Direction: Copy every record below exactly as written, but leave out the pictures.

Data listing:
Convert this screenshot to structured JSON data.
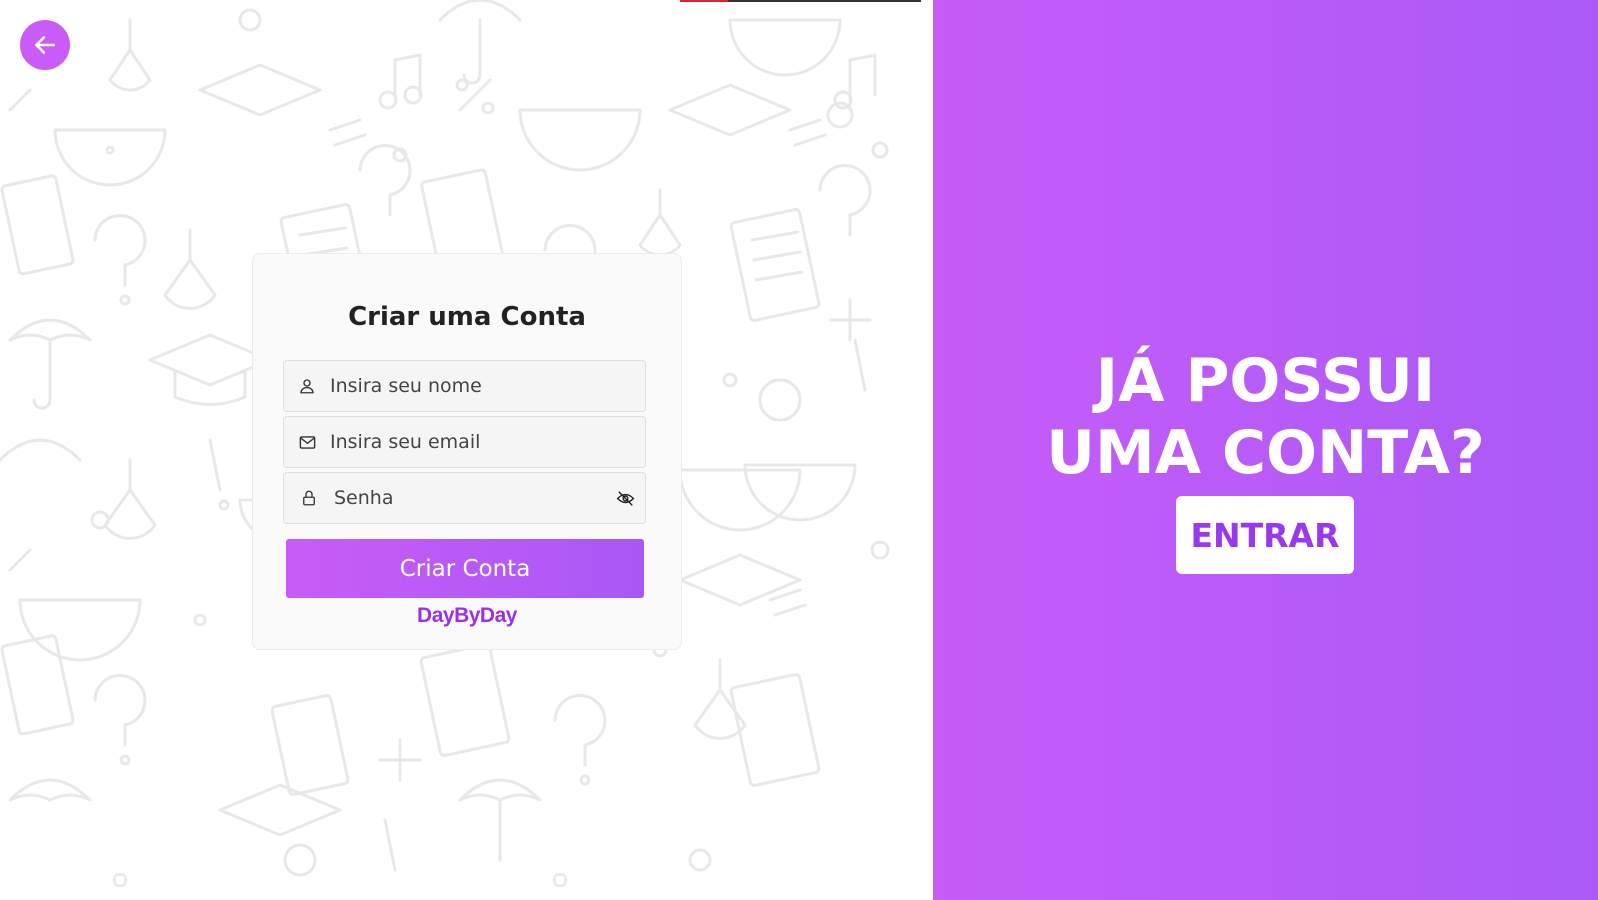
{
  "left_panel": {
    "back_button_icon": "arrow-left-icon"
  },
  "signup_card": {
    "title": "Criar uma Conta",
    "name_field": {
      "placeholder": "Insira seu nome",
      "value": "",
      "icon": "user-icon"
    },
    "email_field": {
      "placeholder": "Insira seu email",
      "value": "",
      "icon": "envelope-icon"
    },
    "password_field": {
      "placeholder": "Senha",
      "value": "",
      "icon": "lock-icon",
      "toggle_icon": "eye-off-icon"
    },
    "submit_label": "Criar Conta",
    "brand": "DayByDay"
  },
  "right_panel": {
    "title_line1": "JÁ POSSUI",
    "title_line2": "UMA CONTA?",
    "login_label": "ENTRAR"
  },
  "colors": {
    "accent": "#c95cf6",
    "accent_end": "#a958f5",
    "brand_text": "#9b30e6"
  }
}
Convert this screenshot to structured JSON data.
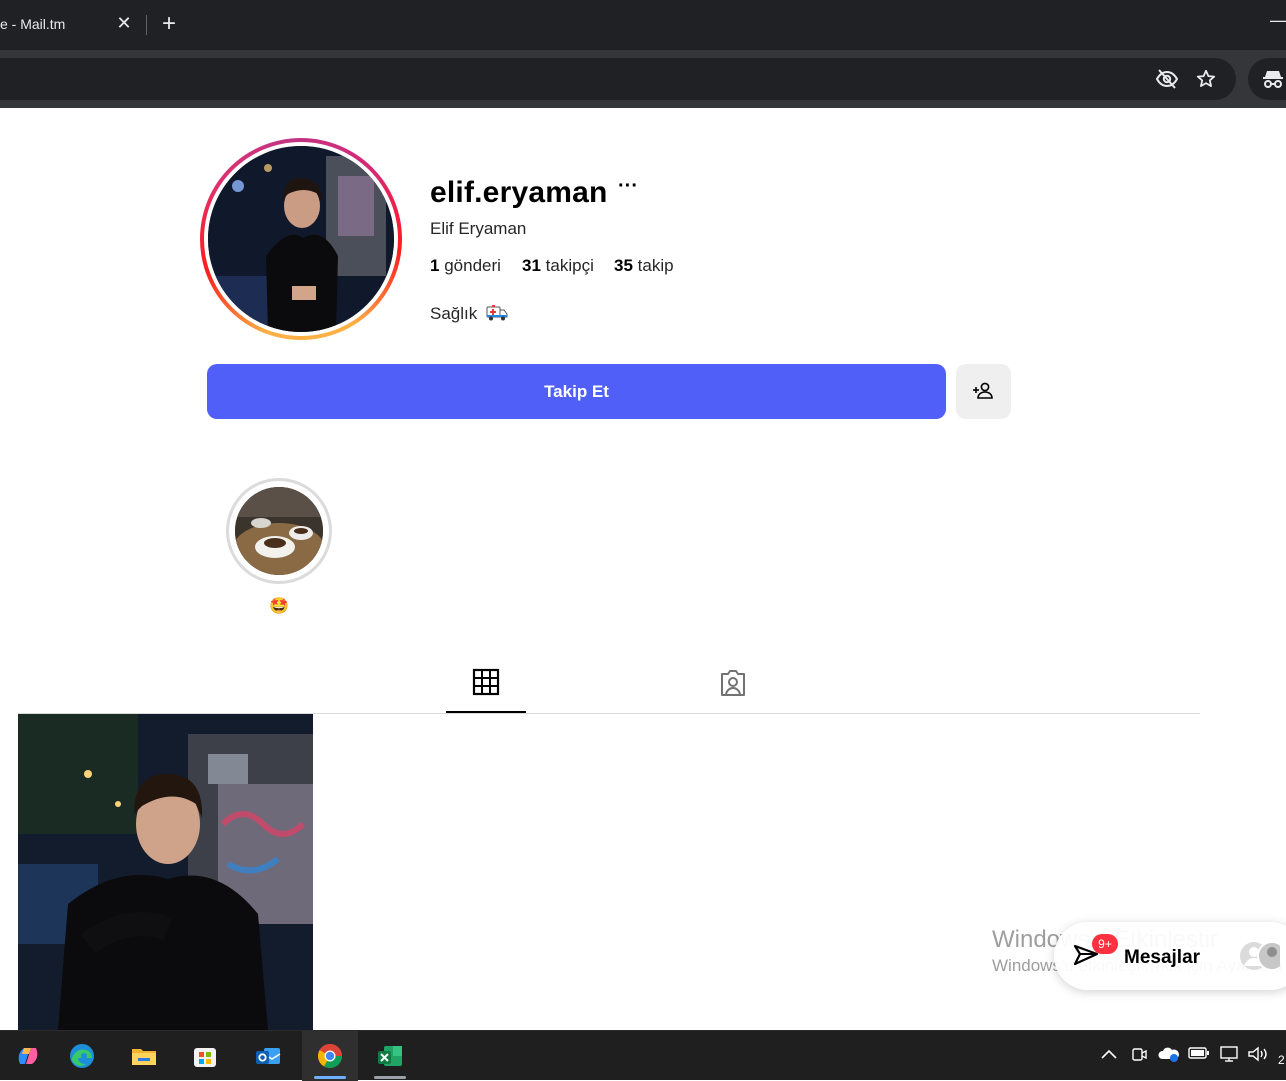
{
  "browser": {
    "tab_title": "e - Mail.tm",
    "tab_close": "✕",
    "new_tab": "+",
    "window_minimize": "—"
  },
  "profile": {
    "username": "elif.eryaman",
    "more": "···",
    "full_name": "Elif Eryaman",
    "stats": {
      "posts_count": "1",
      "posts_label": "gönderi",
      "followers_count": "31",
      "followers_label": "takipçi",
      "following_count": "35",
      "following_label": "takip"
    },
    "bio": "Sağlık",
    "bio_icon": "ambulance-icon"
  },
  "actions": {
    "follow_label": "Takip Et",
    "follow_color": "#4f5ff8"
  },
  "highlights": [
    {
      "label": "🤩"
    }
  ],
  "profile_tabs": [
    {
      "name": "posts",
      "icon": "grid-icon",
      "active": true
    },
    {
      "name": "tagged",
      "icon": "tagged-user-icon",
      "active": false
    }
  ],
  "watermark": {
    "title": "Windows'u Etkinleştir",
    "subtitle": "Windows'u etkinleştirmek için Ayarlar'a gidin."
  },
  "messages": {
    "label": "Mesajlar",
    "badge": "9+",
    "badge_color": "#ff3040"
  },
  "taskbar": {
    "apps": [
      "copilot-icon",
      "edge-icon",
      "file-explorer-icon",
      "store-icon",
      "outlook-icon",
      "chrome-icon",
      "excel-icon"
    ],
    "active_app": "chrome-icon",
    "clock_fragment": "2"
  }
}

Result for this exercise:
Convert this screenshot to structured JSON data.
{
  "left_panel": {
    "back_button_icon": "arrow-left-icon"
  },
  "signup_card": {
    "title": "Criar uma Conta",
    "name_field": {
      "placeholder": "Insira seu nome",
      "value": "",
      "icon": "user-icon"
    },
    "email_field": {
      "placeholder": "Insira seu email",
      "value": "",
      "icon": "envelope-icon"
    },
    "password_field": {
      "placeholder": "Senha",
      "value": "",
      "icon": "lock-icon",
      "toggle_icon": "eye-off-icon"
    },
    "submit_label": "Criar Conta",
    "brand": "DayByDay"
  },
  "right_panel": {
    "title_line1": "JÁ POSSUI",
    "title_line2": "UMA CONTA?",
    "login_label": "ENTRAR"
  },
  "colors": {
    "accent": "#c95cf6",
    "accent_end": "#a958f5",
    "brand_text": "#9b30e6"
  }
}
Convert this screenshot to structured JSON data.
{
  "browser": {
    "tab_title": "e - Mail.tm",
    "tab_close": "✕",
    "new_tab": "+",
    "window_minimize": "—"
  },
  "profile": {
    "username": "elif.eryaman",
    "more": "···",
    "full_name": "Elif Eryaman",
    "stats": {
      "posts_count": "1",
      "posts_label": "gönderi",
      "followers_count": "31",
      "followers_label": "takipçi",
      "following_count": "35",
      "following_label": "takip"
    },
    "bio": "Sağlık",
    "bio_icon": "ambulance-icon"
  },
  "actions": {
    "follow_label": "Takip Et",
    "follow_color": "#4f5ff8"
  },
  "highlights": [
    {
      "label": "🤩"
    }
  ],
  "profile_tabs": [
    {
      "name": "posts",
      "icon": "grid-icon",
      "active": true
    },
    {
      "name": "tagged",
      "icon": "tagged-user-icon",
      "active": false
    }
  ],
  "watermark": {
    "title": "Windows'u Etkinleştir",
    "subtitle": "Windows'u etkinleştirmek için Ayarlar'a gidin."
  },
  "messages": {
    "label": "Mesajlar",
    "badge": "9+",
    "badge_color": "#ff3040"
  },
  "taskbar": {
    "apps": [
      "copilot-icon",
      "edge-icon",
      "file-explorer-icon",
      "store-icon",
      "outlook-icon",
      "chrome-icon",
      "excel-icon"
    ],
    "active_app": "chrome-icon",
    "clock_fragment": "2"
  }
}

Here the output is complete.